Copy each line that contains the string "ylabel".

Records from a collection of figures
______________________________

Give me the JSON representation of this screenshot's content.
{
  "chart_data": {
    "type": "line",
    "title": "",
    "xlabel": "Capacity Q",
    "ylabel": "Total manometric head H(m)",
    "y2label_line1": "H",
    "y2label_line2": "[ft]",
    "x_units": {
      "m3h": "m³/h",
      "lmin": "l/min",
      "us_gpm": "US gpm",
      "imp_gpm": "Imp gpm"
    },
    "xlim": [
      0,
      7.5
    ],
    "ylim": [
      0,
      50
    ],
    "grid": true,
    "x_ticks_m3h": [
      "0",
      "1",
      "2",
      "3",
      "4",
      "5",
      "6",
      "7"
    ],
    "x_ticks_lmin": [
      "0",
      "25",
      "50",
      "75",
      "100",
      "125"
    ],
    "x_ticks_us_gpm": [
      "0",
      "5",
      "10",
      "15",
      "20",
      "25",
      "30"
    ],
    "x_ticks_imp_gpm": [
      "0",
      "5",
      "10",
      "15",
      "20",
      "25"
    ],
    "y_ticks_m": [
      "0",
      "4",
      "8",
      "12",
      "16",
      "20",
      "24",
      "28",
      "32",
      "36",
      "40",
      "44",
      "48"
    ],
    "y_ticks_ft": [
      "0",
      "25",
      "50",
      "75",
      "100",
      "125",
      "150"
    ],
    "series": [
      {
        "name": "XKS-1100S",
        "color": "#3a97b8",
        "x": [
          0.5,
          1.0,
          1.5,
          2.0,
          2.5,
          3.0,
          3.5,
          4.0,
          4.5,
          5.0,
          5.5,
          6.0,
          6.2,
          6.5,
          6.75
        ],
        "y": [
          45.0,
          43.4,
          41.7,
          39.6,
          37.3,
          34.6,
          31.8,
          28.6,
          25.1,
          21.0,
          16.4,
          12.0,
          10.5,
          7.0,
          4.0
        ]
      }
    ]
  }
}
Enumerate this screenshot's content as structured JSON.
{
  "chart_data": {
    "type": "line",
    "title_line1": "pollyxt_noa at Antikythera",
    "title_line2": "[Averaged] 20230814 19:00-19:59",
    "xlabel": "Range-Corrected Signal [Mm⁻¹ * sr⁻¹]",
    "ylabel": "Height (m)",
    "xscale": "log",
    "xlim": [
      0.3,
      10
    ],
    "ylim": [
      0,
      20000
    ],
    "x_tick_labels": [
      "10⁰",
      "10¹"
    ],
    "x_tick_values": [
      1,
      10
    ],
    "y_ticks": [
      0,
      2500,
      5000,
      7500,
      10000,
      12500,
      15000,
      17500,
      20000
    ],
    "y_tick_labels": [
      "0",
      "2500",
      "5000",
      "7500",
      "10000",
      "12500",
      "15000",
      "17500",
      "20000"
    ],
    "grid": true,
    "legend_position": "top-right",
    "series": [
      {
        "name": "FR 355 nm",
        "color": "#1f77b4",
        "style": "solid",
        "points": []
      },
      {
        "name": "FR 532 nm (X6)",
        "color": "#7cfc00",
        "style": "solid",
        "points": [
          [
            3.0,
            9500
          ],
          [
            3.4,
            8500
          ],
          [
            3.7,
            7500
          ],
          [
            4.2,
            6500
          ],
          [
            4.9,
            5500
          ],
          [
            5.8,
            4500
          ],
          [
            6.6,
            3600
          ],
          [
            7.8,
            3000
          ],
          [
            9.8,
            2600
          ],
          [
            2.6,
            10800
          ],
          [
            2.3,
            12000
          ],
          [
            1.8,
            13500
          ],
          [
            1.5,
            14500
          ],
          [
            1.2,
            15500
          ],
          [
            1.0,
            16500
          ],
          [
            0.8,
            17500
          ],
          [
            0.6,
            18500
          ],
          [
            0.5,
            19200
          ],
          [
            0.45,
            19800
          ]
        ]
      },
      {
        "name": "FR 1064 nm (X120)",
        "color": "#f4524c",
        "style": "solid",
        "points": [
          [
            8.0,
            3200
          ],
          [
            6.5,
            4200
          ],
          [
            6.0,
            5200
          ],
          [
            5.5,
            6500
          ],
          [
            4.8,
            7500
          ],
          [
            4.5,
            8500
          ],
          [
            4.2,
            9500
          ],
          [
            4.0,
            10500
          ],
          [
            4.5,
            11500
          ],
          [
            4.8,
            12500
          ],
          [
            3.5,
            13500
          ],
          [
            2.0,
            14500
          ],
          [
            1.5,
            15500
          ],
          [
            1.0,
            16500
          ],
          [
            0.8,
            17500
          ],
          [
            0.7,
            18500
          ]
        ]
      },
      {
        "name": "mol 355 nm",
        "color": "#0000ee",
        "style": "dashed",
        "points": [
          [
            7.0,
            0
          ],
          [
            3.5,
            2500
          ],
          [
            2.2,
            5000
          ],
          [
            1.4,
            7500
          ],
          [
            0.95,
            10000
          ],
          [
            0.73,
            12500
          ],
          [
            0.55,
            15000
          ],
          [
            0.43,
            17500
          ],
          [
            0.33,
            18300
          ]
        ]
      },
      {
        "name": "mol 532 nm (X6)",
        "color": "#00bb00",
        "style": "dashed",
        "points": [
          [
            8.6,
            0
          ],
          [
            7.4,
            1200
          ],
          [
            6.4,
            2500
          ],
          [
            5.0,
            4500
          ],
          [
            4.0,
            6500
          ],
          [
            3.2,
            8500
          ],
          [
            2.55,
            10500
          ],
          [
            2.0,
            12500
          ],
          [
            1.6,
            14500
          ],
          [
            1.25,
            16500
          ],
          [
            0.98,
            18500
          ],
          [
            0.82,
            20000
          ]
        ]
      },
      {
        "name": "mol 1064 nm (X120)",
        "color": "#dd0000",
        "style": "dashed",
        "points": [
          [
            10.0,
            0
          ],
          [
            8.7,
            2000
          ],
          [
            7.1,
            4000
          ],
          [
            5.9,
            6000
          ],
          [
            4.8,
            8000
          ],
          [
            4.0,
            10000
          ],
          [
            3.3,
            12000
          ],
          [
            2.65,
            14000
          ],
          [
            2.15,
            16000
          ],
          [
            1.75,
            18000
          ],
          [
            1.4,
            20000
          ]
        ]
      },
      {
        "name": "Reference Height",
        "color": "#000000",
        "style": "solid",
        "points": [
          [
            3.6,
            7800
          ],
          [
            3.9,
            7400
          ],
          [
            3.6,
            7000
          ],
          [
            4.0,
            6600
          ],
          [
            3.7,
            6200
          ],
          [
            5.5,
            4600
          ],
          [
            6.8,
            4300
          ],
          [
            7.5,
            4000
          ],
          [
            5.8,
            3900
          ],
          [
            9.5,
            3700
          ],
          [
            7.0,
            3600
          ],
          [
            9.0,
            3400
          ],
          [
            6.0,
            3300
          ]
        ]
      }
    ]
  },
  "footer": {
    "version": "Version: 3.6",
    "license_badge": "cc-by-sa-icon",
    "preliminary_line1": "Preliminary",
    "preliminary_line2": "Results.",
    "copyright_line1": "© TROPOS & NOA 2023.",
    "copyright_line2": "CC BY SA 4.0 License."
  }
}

______________________________

● COMPLETED TASK:
    "ylabel": "Total manometric head H(m)",
    "ylabel": "Height (m)",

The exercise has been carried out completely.